STATED EXERCISE
Select from the records below every line that has the word "chimneys" in it.

---- EXCERPTED DATA

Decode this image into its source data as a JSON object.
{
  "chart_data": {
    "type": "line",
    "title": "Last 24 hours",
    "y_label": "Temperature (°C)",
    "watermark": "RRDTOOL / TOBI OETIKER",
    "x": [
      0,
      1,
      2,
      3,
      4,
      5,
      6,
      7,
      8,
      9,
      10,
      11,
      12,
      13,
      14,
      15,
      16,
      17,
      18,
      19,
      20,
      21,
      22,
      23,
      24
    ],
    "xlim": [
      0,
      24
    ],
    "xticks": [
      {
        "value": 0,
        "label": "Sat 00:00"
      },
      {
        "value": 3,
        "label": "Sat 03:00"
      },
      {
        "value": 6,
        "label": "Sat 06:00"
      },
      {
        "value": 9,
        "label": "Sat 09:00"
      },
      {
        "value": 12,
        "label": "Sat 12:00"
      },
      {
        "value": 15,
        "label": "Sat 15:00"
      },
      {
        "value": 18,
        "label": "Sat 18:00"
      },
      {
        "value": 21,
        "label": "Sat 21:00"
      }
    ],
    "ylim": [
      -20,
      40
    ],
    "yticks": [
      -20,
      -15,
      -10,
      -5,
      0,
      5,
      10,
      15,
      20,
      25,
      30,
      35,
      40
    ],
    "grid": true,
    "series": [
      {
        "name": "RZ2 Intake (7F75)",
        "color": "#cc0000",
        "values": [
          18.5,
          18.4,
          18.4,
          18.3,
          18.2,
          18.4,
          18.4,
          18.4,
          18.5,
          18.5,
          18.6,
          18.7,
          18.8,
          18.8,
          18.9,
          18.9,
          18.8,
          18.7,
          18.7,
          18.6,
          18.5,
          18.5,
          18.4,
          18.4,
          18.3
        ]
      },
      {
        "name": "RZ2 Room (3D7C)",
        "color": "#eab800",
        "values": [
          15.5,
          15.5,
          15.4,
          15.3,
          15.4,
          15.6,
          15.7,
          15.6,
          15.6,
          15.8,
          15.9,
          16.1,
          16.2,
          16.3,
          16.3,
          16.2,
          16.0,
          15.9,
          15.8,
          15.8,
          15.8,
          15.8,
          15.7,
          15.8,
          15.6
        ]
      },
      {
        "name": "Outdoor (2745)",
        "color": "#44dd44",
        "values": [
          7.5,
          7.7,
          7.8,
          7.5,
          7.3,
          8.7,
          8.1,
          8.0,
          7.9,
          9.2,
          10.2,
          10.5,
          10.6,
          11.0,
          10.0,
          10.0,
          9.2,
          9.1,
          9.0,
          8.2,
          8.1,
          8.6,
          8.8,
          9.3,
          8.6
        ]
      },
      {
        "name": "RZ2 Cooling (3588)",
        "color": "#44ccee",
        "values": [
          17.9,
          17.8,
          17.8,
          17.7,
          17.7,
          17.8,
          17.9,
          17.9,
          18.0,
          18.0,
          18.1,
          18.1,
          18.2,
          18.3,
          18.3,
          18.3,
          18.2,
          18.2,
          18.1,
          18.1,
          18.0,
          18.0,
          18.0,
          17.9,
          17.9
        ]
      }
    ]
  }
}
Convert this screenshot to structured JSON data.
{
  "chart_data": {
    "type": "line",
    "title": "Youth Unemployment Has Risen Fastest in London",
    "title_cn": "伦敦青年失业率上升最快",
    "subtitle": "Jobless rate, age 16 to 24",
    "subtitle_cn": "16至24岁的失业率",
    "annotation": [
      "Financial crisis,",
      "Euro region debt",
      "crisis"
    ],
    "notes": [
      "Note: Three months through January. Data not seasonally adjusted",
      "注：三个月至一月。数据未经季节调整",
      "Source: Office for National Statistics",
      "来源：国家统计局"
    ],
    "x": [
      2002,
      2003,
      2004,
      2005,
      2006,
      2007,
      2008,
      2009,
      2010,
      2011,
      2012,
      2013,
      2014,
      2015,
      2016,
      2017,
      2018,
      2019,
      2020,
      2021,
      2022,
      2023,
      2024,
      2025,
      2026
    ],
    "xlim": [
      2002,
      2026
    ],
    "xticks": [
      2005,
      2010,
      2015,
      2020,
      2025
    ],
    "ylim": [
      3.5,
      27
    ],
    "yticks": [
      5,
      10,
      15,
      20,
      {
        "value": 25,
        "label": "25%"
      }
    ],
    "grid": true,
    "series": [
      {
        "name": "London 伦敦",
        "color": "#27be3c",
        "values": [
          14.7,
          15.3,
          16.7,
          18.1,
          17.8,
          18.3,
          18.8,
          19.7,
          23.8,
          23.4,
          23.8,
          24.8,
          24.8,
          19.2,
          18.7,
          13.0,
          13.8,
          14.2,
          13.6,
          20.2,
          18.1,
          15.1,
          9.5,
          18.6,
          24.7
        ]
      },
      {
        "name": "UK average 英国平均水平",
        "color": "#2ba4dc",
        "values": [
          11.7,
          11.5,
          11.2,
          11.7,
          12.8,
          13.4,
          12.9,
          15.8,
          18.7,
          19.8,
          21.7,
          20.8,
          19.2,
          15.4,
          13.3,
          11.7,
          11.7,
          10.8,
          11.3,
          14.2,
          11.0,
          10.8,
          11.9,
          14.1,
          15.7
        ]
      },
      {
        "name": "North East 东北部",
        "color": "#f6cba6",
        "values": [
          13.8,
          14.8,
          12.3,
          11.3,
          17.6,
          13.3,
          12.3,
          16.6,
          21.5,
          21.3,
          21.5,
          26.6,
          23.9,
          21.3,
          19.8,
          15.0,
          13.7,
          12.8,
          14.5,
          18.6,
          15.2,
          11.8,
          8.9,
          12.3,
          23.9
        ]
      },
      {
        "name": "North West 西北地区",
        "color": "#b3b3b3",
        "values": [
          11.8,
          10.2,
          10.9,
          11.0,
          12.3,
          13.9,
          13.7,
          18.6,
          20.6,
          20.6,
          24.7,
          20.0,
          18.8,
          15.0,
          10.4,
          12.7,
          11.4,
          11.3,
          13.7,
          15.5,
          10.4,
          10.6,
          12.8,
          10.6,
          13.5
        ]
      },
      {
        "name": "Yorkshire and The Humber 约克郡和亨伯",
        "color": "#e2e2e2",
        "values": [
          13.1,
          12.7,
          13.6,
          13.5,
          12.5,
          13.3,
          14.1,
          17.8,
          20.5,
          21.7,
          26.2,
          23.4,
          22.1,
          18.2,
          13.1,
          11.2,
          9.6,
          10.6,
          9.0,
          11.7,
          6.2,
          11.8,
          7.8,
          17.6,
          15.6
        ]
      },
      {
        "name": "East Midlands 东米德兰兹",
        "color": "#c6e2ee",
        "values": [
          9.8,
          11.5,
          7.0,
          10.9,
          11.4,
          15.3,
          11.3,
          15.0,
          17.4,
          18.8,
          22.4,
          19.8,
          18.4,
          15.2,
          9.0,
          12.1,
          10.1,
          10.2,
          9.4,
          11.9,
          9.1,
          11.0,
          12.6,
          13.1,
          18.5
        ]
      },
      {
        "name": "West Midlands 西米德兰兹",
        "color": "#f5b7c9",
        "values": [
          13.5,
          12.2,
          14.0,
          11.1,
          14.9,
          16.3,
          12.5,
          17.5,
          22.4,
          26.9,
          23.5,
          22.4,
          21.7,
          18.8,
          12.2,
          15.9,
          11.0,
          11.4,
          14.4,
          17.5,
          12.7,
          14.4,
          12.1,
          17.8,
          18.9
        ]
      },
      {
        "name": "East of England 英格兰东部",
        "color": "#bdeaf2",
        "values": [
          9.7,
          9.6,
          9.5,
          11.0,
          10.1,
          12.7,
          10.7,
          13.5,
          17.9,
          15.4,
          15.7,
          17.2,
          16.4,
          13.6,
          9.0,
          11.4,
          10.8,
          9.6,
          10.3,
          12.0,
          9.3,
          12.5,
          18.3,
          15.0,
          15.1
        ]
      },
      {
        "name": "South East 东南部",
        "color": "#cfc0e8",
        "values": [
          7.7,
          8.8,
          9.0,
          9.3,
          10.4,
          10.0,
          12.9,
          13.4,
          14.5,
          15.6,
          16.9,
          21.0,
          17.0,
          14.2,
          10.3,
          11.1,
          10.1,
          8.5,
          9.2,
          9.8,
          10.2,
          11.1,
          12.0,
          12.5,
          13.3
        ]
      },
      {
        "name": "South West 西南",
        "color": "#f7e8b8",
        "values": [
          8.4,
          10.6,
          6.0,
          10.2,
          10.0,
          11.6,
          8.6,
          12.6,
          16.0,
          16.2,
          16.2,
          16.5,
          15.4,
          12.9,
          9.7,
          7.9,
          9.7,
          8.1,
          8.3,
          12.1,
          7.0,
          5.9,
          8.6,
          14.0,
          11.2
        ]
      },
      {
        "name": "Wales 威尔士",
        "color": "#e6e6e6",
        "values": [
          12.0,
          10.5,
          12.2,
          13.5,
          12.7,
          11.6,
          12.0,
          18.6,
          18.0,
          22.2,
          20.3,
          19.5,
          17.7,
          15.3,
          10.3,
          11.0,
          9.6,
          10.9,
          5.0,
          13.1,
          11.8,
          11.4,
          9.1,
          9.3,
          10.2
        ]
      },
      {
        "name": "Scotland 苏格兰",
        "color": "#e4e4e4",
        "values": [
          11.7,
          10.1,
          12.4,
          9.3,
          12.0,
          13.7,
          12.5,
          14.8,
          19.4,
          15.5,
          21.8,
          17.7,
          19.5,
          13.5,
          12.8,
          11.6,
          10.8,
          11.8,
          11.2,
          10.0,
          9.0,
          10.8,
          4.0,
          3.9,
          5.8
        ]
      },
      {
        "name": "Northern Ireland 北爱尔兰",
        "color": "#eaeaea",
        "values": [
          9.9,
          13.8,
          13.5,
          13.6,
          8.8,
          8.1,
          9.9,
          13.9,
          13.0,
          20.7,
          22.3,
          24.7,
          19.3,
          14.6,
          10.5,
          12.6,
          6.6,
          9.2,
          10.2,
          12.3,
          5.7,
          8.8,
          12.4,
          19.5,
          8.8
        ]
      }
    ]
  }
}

--------
---- EXCERPTED DATA

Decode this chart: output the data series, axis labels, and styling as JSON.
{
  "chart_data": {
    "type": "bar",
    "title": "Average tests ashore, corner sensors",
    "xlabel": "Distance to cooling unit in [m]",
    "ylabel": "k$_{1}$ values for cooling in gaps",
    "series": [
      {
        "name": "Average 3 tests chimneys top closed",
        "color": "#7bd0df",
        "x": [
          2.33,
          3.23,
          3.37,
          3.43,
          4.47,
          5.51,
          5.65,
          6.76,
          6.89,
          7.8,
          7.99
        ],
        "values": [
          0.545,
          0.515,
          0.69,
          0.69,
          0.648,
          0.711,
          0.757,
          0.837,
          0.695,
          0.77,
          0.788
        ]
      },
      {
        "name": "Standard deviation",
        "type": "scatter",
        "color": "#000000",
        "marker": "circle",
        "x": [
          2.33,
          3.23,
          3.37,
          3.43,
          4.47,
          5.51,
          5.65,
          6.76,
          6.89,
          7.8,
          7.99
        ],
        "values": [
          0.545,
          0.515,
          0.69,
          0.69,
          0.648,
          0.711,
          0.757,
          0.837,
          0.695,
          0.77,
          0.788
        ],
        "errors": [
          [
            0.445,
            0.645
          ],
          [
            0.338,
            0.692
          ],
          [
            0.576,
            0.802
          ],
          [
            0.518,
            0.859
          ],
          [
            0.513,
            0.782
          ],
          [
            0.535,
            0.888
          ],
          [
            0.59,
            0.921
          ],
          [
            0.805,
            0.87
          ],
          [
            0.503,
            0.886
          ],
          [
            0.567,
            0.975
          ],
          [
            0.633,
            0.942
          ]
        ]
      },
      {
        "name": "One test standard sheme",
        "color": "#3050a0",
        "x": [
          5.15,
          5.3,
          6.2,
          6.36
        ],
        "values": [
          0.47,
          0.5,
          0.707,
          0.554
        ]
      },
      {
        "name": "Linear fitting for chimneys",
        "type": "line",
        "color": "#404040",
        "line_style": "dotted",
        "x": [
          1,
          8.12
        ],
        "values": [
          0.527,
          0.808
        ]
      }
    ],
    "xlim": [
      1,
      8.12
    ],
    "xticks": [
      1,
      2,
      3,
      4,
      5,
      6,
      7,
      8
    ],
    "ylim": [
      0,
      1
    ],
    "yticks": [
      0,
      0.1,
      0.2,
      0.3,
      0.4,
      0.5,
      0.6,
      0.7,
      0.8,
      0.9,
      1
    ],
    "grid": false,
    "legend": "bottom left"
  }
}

--------

THE OUTPUT
        "name": "Average 3 tests chimneys top closed",
        "name": "Linear fitting for chimneys",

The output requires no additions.